TASK:
Check every line below for the word "name" and copy the ones that have it.

::::::

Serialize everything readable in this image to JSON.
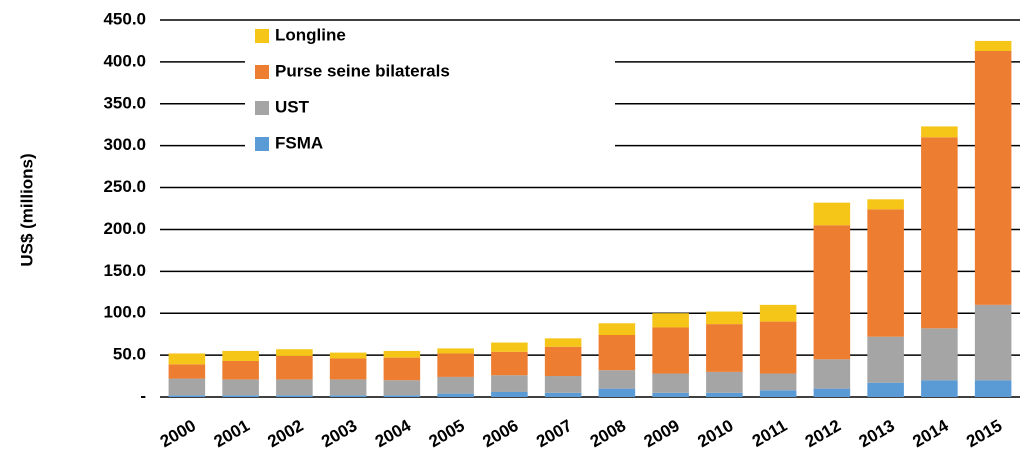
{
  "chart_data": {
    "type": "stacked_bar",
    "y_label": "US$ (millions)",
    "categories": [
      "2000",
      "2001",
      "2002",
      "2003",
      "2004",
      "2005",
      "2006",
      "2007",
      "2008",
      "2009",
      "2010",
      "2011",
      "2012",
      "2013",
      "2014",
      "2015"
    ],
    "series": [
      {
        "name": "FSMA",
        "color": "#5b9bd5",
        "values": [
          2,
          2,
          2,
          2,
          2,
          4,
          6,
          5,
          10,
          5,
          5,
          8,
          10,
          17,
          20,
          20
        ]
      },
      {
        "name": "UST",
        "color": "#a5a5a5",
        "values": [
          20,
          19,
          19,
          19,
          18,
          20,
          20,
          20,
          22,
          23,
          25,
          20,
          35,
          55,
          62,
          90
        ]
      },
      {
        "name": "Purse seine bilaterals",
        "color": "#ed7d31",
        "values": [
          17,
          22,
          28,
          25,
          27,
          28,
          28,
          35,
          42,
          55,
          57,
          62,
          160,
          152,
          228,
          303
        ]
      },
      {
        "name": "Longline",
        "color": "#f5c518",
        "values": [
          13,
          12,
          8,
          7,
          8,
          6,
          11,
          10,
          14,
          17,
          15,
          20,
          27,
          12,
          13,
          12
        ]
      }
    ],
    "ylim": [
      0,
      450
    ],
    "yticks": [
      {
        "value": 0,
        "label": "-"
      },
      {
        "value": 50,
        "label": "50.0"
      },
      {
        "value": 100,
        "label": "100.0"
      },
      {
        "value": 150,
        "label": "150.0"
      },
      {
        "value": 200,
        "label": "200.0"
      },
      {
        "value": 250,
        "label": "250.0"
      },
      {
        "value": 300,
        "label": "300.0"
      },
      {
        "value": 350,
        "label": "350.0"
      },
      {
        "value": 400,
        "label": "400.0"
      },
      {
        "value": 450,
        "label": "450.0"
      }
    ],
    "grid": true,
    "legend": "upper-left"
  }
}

::::::

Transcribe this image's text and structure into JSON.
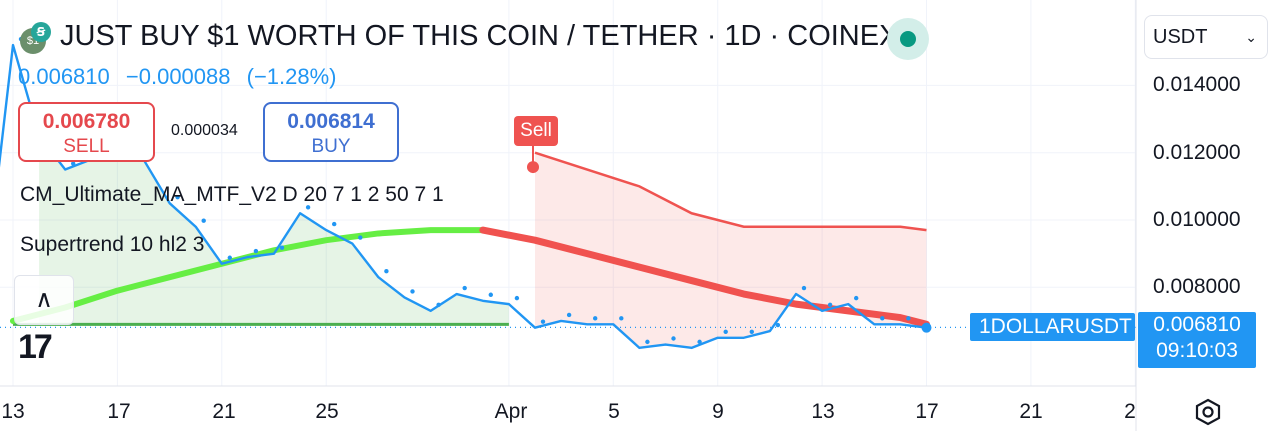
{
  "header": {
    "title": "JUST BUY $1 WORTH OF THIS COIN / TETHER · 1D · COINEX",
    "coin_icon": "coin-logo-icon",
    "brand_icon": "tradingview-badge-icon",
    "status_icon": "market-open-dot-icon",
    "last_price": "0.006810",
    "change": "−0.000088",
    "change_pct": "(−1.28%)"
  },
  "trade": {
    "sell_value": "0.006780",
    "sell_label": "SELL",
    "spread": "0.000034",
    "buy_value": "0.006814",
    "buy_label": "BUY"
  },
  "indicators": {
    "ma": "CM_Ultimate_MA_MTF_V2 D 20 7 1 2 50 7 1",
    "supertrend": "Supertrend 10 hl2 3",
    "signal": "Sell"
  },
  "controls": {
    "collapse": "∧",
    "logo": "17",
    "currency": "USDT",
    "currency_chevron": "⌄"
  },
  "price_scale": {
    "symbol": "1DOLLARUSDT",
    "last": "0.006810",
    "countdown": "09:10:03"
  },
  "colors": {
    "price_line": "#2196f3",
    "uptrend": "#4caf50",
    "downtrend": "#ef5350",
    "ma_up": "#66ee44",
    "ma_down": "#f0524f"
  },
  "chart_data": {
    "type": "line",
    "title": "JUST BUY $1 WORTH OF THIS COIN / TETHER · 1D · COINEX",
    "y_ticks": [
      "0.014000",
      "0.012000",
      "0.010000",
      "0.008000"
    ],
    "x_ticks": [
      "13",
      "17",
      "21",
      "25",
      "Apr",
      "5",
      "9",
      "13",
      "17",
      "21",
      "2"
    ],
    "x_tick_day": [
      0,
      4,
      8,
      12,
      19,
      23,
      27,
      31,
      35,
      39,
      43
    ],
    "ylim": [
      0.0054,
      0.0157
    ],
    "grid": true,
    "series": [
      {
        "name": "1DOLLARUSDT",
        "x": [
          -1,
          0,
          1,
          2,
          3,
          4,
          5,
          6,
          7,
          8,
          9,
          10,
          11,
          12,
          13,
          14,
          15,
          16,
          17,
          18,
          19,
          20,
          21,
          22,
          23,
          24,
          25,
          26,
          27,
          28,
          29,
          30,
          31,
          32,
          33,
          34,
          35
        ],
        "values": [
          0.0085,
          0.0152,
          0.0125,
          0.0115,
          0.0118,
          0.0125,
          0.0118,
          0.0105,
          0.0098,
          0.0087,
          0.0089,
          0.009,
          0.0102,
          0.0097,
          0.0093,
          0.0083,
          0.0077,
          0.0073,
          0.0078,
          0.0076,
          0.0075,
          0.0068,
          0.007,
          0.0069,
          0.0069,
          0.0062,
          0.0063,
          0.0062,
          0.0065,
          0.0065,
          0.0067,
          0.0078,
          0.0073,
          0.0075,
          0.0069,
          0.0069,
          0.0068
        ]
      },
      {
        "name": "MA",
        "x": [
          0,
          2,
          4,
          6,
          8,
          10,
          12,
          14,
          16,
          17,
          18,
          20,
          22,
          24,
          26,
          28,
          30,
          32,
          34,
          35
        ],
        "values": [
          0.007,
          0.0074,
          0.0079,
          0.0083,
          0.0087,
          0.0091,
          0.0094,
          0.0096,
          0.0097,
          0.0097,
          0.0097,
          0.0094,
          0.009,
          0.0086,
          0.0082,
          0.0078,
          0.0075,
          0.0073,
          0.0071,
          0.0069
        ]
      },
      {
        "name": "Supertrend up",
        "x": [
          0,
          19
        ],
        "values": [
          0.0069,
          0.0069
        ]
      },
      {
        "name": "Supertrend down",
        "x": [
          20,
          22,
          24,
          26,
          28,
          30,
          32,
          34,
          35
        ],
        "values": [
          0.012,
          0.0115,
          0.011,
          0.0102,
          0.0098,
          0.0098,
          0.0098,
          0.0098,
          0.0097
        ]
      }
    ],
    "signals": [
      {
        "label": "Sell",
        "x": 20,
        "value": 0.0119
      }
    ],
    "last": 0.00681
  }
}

::::::

ANSWER FOR THIS EXERCISE:
        "name": "FSMA",
        "name": "UST",
        "name": "Purse seine bilaterals",
        "name": "Longline",
        "name": "1DOLLARUSDT",
        "name": "MA",
        "name": "Supertrend up",
        "name": "Supertrend down",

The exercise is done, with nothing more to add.